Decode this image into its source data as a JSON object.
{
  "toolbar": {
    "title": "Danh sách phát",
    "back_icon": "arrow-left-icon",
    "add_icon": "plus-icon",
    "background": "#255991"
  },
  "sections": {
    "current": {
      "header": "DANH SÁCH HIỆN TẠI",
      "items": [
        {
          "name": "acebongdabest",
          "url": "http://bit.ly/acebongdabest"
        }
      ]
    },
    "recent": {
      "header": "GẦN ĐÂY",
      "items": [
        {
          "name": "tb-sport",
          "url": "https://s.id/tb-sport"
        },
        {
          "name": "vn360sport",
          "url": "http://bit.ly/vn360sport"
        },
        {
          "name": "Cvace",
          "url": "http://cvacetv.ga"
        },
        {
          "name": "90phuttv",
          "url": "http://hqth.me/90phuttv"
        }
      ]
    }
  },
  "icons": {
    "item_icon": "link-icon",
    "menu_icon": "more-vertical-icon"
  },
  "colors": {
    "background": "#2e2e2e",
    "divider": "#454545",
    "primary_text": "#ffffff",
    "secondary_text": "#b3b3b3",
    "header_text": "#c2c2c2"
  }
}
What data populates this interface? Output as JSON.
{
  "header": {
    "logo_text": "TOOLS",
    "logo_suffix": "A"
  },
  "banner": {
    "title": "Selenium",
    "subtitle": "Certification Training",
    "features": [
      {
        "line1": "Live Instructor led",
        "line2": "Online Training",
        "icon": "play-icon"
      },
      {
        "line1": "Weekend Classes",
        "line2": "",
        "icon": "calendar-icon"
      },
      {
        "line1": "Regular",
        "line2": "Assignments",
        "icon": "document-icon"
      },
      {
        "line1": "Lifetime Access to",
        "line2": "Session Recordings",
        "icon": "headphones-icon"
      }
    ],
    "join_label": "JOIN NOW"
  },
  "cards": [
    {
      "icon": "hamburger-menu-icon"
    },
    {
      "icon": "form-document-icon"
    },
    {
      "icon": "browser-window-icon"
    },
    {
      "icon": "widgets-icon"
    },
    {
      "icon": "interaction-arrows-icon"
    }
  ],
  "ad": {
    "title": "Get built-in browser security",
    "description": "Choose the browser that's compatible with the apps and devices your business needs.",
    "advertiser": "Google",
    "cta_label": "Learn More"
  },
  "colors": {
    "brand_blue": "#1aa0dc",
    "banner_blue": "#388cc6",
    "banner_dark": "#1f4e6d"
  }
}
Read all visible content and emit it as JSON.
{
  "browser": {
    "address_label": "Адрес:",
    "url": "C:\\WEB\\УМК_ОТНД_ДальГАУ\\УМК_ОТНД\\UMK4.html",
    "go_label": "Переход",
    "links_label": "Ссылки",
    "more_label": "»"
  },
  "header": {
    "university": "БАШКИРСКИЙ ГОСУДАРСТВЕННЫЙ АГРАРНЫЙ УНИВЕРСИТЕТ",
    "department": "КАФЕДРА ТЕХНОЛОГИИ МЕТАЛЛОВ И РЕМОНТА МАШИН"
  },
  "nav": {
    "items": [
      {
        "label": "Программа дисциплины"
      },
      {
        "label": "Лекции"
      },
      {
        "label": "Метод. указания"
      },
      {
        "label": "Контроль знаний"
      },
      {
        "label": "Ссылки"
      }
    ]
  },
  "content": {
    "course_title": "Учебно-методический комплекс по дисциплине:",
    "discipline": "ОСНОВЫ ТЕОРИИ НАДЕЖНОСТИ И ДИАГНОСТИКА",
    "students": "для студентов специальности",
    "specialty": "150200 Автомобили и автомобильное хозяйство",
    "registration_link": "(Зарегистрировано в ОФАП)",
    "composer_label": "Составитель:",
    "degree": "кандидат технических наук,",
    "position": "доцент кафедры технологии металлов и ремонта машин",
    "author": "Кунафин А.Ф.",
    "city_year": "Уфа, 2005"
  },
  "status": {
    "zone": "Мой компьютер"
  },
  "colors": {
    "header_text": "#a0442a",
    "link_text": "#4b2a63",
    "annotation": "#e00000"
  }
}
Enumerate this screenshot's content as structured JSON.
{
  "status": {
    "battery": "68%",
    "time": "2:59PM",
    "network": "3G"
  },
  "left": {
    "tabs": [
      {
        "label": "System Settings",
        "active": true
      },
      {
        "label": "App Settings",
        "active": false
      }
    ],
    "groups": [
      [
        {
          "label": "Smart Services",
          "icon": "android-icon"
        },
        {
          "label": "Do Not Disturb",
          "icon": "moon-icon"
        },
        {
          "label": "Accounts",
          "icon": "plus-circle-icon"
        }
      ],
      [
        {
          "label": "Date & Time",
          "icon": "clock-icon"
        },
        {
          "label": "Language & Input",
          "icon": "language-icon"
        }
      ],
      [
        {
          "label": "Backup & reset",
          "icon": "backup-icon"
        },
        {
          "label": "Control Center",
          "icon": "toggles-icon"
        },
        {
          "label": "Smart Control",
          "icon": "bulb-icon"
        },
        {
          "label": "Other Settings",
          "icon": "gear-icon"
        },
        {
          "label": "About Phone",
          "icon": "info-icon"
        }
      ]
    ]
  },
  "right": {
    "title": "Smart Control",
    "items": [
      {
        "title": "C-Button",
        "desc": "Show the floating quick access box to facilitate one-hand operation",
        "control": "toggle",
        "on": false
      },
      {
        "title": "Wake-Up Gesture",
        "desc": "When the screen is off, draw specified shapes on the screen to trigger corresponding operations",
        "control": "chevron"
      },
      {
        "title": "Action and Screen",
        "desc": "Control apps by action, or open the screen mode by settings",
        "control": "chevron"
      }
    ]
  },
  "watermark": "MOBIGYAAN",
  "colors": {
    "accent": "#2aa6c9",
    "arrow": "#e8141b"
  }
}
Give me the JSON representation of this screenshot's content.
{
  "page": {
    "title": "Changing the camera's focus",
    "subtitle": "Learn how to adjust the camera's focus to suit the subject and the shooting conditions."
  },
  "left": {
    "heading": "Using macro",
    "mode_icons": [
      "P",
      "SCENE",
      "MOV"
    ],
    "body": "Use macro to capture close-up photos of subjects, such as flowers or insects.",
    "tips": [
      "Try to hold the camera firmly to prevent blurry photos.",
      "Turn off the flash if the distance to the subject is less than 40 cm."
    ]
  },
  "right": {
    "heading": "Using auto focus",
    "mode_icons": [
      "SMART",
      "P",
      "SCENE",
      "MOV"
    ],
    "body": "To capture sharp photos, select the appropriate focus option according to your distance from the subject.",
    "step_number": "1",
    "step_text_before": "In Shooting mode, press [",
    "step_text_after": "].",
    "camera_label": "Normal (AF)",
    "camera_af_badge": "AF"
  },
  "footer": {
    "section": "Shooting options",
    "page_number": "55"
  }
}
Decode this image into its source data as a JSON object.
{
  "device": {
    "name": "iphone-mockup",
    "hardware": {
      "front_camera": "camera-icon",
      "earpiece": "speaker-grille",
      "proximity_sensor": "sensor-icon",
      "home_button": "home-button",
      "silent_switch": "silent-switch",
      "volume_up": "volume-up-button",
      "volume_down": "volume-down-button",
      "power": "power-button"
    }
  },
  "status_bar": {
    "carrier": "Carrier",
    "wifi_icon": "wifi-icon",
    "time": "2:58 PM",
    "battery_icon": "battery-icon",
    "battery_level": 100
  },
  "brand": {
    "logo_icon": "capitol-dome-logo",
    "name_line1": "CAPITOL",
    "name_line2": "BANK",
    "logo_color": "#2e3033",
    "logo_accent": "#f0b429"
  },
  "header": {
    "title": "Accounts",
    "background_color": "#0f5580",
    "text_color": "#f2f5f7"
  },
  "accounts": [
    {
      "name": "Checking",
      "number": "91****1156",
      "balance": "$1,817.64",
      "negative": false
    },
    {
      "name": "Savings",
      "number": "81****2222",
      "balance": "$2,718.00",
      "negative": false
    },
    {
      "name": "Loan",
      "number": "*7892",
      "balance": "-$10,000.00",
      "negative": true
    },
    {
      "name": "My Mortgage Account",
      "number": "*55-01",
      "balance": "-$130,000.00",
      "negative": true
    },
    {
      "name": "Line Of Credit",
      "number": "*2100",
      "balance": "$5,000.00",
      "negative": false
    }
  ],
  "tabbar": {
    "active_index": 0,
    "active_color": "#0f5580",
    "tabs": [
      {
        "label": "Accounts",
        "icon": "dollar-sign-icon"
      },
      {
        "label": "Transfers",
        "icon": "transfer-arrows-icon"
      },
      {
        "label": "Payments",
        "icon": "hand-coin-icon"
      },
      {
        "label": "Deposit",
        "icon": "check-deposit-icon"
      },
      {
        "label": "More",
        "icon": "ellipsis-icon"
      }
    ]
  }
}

* * * *

(Problem requirements): Above are the records. Identify each line that contains the word "Training".

(Task response):
    "subtitle": "Certification Training",
        "line2": "Online Training",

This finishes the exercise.